* _WHAT THE TASK ASKS_
Set down every entry again word for word, please, but skip the pictures.

* _RECORDS FOR THIS EXERCISE_
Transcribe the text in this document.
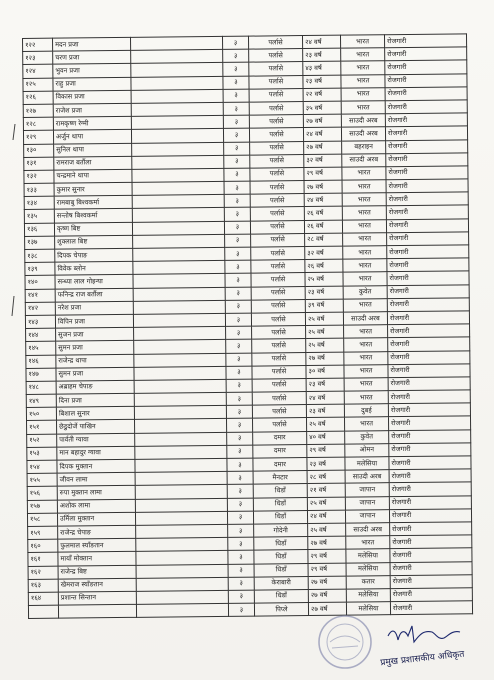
१२२	मदन प्रजा		३	पर्लासे	२४ वर्ष	भारत	रोजगारी
१२३	चरण प्रजा		३	पर्लासे	२३ वर्ष	भारत	रोजगारी
१२४	भुवन प्रजा		३	पर्लासे	४३ वर्ष	भारत	रोजगारी
१२५	राहु प्रजा		३	पर्लासे	२३ वर्ष	भारत	रोजगारी
१२६	विकास प्रजा		३	पर्लासे	२२ वर्ष	भारत	रोजगारी
१२७	राजेश प्रजा		३	पर्लासे	३५ वर्ष	भारत	रोजगारी
१२८	रामकृष्ण रेग्मी		३	पर्लासे	२७ वर्ष	साउदी अरब	रोजगारी
१२९	अर्जुन थापा		३	पर्लासे	२४ वर्ष	साउदी अरब	रोजगारी
१३०	सुनिल थापा		३	पर्लासे	२७ वर्ष	बहराइन	रोजगारी
१३१	रामराज बर्तौला		३	पर्लासे	३२ वर्ष	साउदी अरब	रोजगारी
१३२	चन्द्रमाने थापा		३	पर्लासे	२९ वर्ष	भारत	रोजगारी
१३३	कुमार सुनार		३	पर्लासे	२७ वर्ष	भारत	रोजगारी
१३४	रामबाबु बिश्वकर्मा		३	पर्लासे	२४ वर्ष	भारत	रोजगारी
१३५	सन्तोष बिश्वकर्मा		३	पर्लासे	२६ वर्ष	भारत	रोजगारी
१३६	कृष्ण बिष्ट		३	पर्लासे	२६ वर्ष	भारत	रोजगारी
१३७	शुक्लाल बिष्ट		३	पर्लासे	२८ वर्ष	भारत	रोजगारी
१३८	दिपक चेपाङ		३	पर्लासे	३२ वर्ष	भारत	रोजगारी
१३९	विवेक ब्लोन		३	पर्लासे	२६ वर्ष	भारत	रोजगारी
१४०	सन्ध्या लाल गोइन्या		३	पर्लासे	२५ वर्ष	भारत	रोजगारी
१४१	फनिन्द्र राज बर्तौला		३	पर्लासे	२३ वर्ष	कुवेत	रोजगारी
१४२	नरेश प्रजा		३	पर्लासे	३९ वर्ष	भारत	रोजगारी
१४३	विपिन प्रजा		३	पर्लासे	२५ वर्ष	साउदी अरब	रोजगारी
१४४	सुजन प्रजा		३	पर्लासे	२५ वर्ष	भारत	रोजगारी
१४५	सुमन प्रजा		३	पर्लासे	२५ वर्ष	भारत	रोजगारी
१४६	राजेन्द्र थापा		३	पर्लासे	२७ वर्ष	भारत	रोजगारी
१४७	सुमन प्रजा		३	पर्लासे	३० वर्ष	भारत	रोजगारी
१४८	अब्राहम चेपाङ		३	पर्लासे	२३ वर्ष	भारत	रोजगारी
१४९	दिना प्रजा		३	पर्लासे	२४ वर्ष	भारत	रोजगारी
१५०	बिशाल सुनार		३	पर्लासे	२३ वर्ष	दुबई	रोजगारी
१५१	छेडुदोर्जे पाखिन		३	पर्लासे	२५ वर्ष	भारत	रोजगारी
१५२	पार्वती ग्यावा		३	दमार	४० वर्ष	कुवेत	रोजगारी
१५३	मान बहादुर ग्यावा		३	दमार	२९ वर्ष	ओमन	रोजगारी
१५४	दिपक मुक्तान		३	दमार	२३ वर्ष	मलेसिया	रोजगारी
१५५	जीवन लामा		३	मैनटार	२८ वर्ष	साउदी अरब	रोजगारी
१५६	रुपा मुक्तान लामा		३	धिडाँ	२१ वर्ष	जापान	रोजगारी
१५७	अशोक लामा		३	धिडाँ	२५ वर्ष	जापान	रोजगारी
१५८	उर्मिला मुक्तान		३	धिडाँ	२४ वर्ष	जापान	रोजगारी
१५९	राजेन्द्र चेपाङ		३	गोदेनी	२५ वर्ष	साउदी अरब	रोजगारी
१६०	फुलमाल स्याँङतान		३	धिडाँ	२७ वर्ष	भारत	रोजगारी
१६१	मायाँ मोक्तान		३	धिडाँ	२९ वर्ष	मलेसिया	रोजगारी
१६२	राजेन्द्र बिष्ट		३	धिडाँ	२९ वर्ष	मलेसिया	रोजगारी
१६३	खेमराज स्याँङतान		३	केराबारी	२७ वर्ष	कतार	रोजगारी
१६४	प्रशान्त सिन्तान		३	धिडाँ	२७ वर्ष	मलेसिया	रोजगारी
			३	पिप्ले	२७ वर्ष	मलेसिया	रोजगारी
प्रमुख प्रशासकीय अधिकृत
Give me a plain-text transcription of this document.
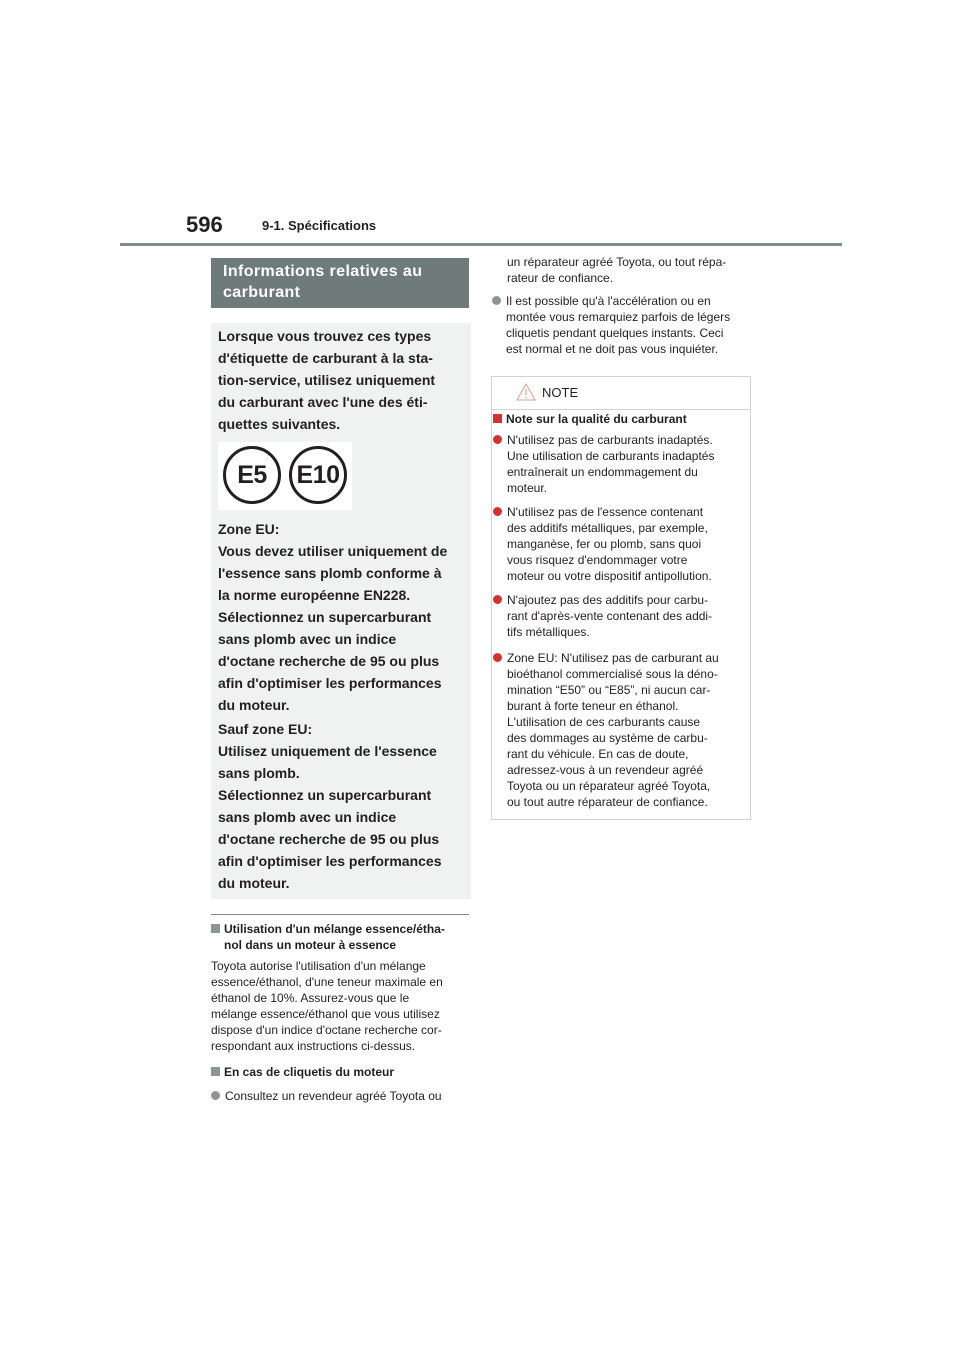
596	9-1. Spécifications
Informations relatives au carburant
Lorsque vous trouvez ces types
d'étiquette de carburant à la sta-
tion-service, utilisez uniquement
du carburant avec l'une des éti-
quettes suivantes.
E5	E10
Zone EU:
Vous devez utiliser uniquement de
l'essence sans plomb conforme à
la norme européenne EN228.
Sélectionnez un supercarburant
sans plomb avec un indice
d'octane recherche de 95 ou plus
afin d'optimiser les performances
du moteur.
Sauf zone EU:
Utilisez uniquement de l'essence
sans plomb.
Sélectionnez un supercarburant
sans plomb avec un indice
d'octane recherche de 95 ou plus
afin d'optimiser les performances
du moteur.
Utilisation d'un mélange essence/étha-
nol dans un moteur à essence
Toyota autorise l'utilisation d'un mélange
essence/éthanol, d'une teneur maximale en
éthanol de 10%. Assurez-vous que le
mélange essence/éthanol que vous utilisez
dispose d'un indice d'octane recherche cor-
respondant aux instructions ci-dessus.
En cas de cliquetis du moteur
Consultez un revendeur agréé Toyota ou
un réparateur agréé Toyota, ou tout répa-
rateur de confiance.
Il est possible qu'à l'accélération ou en
montée vous remarquiez parfois de légers
cliquetis pendant quelques instants. Ceci
est normal et ne doit pas vous inquiéter.
NOTE
Note sur la qualité du carburant
N'utilisez pas de carburants inadaptés.
Une utilisation de carburants inadaptés
entraînerait un endommagement du
moteur.
N'utilisez pas de l'essence contenant
des additifs métalliques, par exemple,
manganèse, fer ou plomb, sans quoi
vous risquez d'endommager votre
moteur ou votre dispositif antipollution.
N'ajoutez pas des additifs pour carbu-
rant d'après-vente contenant des addi-
tifs métalliques.
Zone EU: N'utilisez pas de carburant au
bioéthanol commercialisé sous la déno-
mination “E50” ou “E85”, ni aucun car-
burant à forte teneur en éthanol.
L'utilisation de ces carburants cause
des dommages au système de carbu-
rant du véhicule. En cas de doute,
adressez-vous à un revendeur agréé
Toyota ou un réparateur agréé Toyota,
ou tout autre réparateur de confiance.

* _SOLUTION FOR THIS TASK_
Transcribe the text in this document.
१२२	मदन प्रजा		३	पर्लासे	२४ वर्ष	भारत	रोजगारी
१२३	चरण प्रजा		३	पर्लासे	२३ वर्ष	भारत	रोजगारी
१२४	भुवन प्रजा		३	पर्लासे	४३ वर्ष	भारत	रोजगारी
१२५	राहु प्रजा		३	पर्लासे	२३ वर्ष	भारत	रोजगारी
१२६	विकास प्रजा		३	पर्लासे	२२ वर्ष	भारत	रोजगारी
१२७	राजेश प्रजा		३	पर्लासे	३५ वर्ष	भारत	रोजगारी
१२८	रामकृष्ण रेग्मी		३	पर्लासे	२७ वर्ष	साउदी अरब	रोजगारी
१२९	अर्जुन थापा		३	पर्लासे	२४ वर्ष	साउदी अरब	रोजगारी
१३०	सुनिल थापा		३	पर्लासे	२७ वर्ष	बहराइन	रोजगारी
१३१	रामराज बर्तौला		३	पर्लासे	३२ वर्ष	साउदी अरब	रोजगारी
१३२	चन्द्रमाने थापा		३	पर्लासे	२९ वर्ष	भारत	रोजगारी
१३३	कुमार सुनार		३	पर्लासे	२७ वर्ष	भारत	रोजगारी
१३४	रामबाबु बिश्वकर्मा		३	पर्लासे	२४ वर्ष	भारत	रोजगारी
१३५	सन्तोष बिश्वकर्मा		३	पर्लासे	२६ वर्ष	भारत	रोजगारी
१३६	कृष्ण बिष्ट		३	पर्लासे	२६ वर्ष	भारत	रोजगारी
१३७	शुक्लाल बिष्ट		३	पर्लासे	२८ वर्ष	भारत	रोजगारी
१३८	दिपक चेपाङ		३	पर्लासे	३२ वर्ष	भारत	रोजगारी
१३९	विवेक ब्लोन		३	पर्लासे	२६ वर्ष	भारत	रोजगारी
१४०	सन्ध्या लाल गोइन्या		३	पर्लासे	२५ वर्ष	भारत	रोजगारी
१४१	फनिन्द्र राज बर्तौला		३	पर्लासे	२३ वर्ष	कुवेत	रोजगारी
१४२	नरेश प्रजा		३	पर्लासे	३९ वर्ष	भारत	रोजगारी
१४३	विपिन प्रजा		३	पर्लासे	२५ वर्ष	साउदी अरब	रोजगारी
१४४	सुजन प्रजा		३	पर्लासे	२५ वर्ष	भारत	रोजगारी
१४५	सुमन प्रजा		३	पर्लासे	२५ वर्ष	भारत	रोजगारी
१४६	राजेन्द्र थापा		३	पर्लासे	२७ वर्ष	भारत	रोजगारी
१४७	सुमन प्रजा		३	पर्लासे	३० वर्ष	भारत	रोजगारी
१४८	अब्राहम चेपाङ		३	पर्लासे	२३ वर्ष	भारत	रोजगारी
१४९	दिना प्रजा		३	पर्लासे	२४ वर्ष	भारत	रोजगारी
१५०	बिशाल सुनार		३	पर्लासे	२३ वर्ष	दुबई	रोजगारी
१५१	छेडुदोर्जे पाखिन		३	पर्लासे	२५ वर्ष	भारत	रोजगारी
१५२	पार्वती ग्यावा		३	दमार	४० वर्ष	कुवेत	रोजगारी
१५३	मान बहादुर ग्यावा		३	दमार	२९ वर्ष	ओमन	रोजगारी
१५४	दिपक मुक्तान		३	दमार	२३ वर्ष	मलेसिया	रोजगारी
१५५	जीवन लामा		३	मैनटार	२८ वर्ष	साउदी अरब	रोजगारी
१५६	रुपा मुक्तान लामा		३	धिडाँ	२१ वर्ष	जापान	रोजगारी
१५७	अशोक लामा		३	धिडाँ	२५ वर्ष	जापान	रोजगारी
१५८	उर्मिला मुक्तान		३	धिडाँ	२४ वर्ष	जापान	रोजगारी
१५९	राजेन्द्र चेपाङ		३	गोदेनी	२५ वर्ष	साउदी अरब	रोजगारी
१६०	फुलमाल स्याँङतान		३	धिडाँ	२७ वर्ष	भारत	रोजगारी
१६१	मायाँ मोक्तान		३	धिडाँ	२९ वर्ष	मलेसिया	रोजगारी
१६२	राजेन्द्र बिष्ट		३	धिडाँ	२९ वर्ष	मलेसिया	रोजगारी
१६३	खेमराज स्याँङतान		३	केराबारी	२७ वर्ष	कतार	रोजगारी
१६४	प्रशान्त सिन्तान		३	धिडाँ	२७ वर्ष	मलेसिया	रोजगारी
			३	पिप्ले	२७ वर्ष	मलेसिया	रोजगारी
प्रमुख प्रशासकीय अधिकृत
Give me a plain-text transcription of this document.
596	9-1. Spécifications
Informations relatives au carburant
Lorsque vous trouvez ces types
d'étiquette de carburant à la sta-
tion-service, utilisez uniquement
du carburant avec l'une des éti-
quettes suivantes.
E5	E10
Zone EU:
Vous devez utiliser uniquement de
l'essence sans plomb conforme à
la norme européenne EN228.
Sélectionnez un supercarburant
sans plomb avec un indice
d'octane recherche de 95 ou plus
afin d'optimiser les performances
du moteur.
Sauf zone EU:
Utilisez uniquement de l'essence
sans plomb.
Sélectionnez un supercarburant
sans plomb avec un indice
d'octane recherche de 95 ou plus
afin d'optimiser les performances
du moteur.
Utilisation d'un mélange essence/étha-
nol dans un moteur à essence
Toyota autorise l'utilisation d'un mélange
essence/éthanol, d'une teneur maximale en
éthanol de 10%. Assurez-vous que le
mélange essence/éthanol que vous utilisez
dispose d'un indice d'octane recherche cor-
respondant aux instructions ci-dessus.
En cas de cliquetis du moteur
Consultez un revendeur agréé Toyota ou
un réparateur agréé Toyota, ou tout répa-
rateur de confiance.
Il est possible qu'à l'accélération ou en
montée vous remarquiez parfois de légers
cliquetis pendant quelques instants. Ceci
est normal et ne doit pas vous inquiéter.
NOTE
Note sur la qualité du carburant
N'utilisez pas de carburants inadaptés.
Une utilisation de carburants inadaptés
entraînerait un endommagement du
moteur.
N'utilisez pas de l'essence contenant
des additifs métalliques, par exemple,
manganèse, fer ou plomb, sans quoi
vous risquez d'endommager votre
moteur ou votre dispositif antipollution.
N'ajoutez pas des additifs pour carbu-
rant d'après-vente contenant des addi-
tifs métalliques.
Zone EU: N'utilisez pas de carburant au
bioéthanol commercialisé sous la déno-
mination “E50” ou “E85”, ni aucun car-
burant à forte teneur en éthanol.
L'utilisation de ces carburants cause
des dommages au système de carbu-
rant du véhicule. En cas de doute,
adressez-vous à un revendeur agréé
Toyota ou un réparateur agréé Toyota,
ou tout autre réparateur de confiance.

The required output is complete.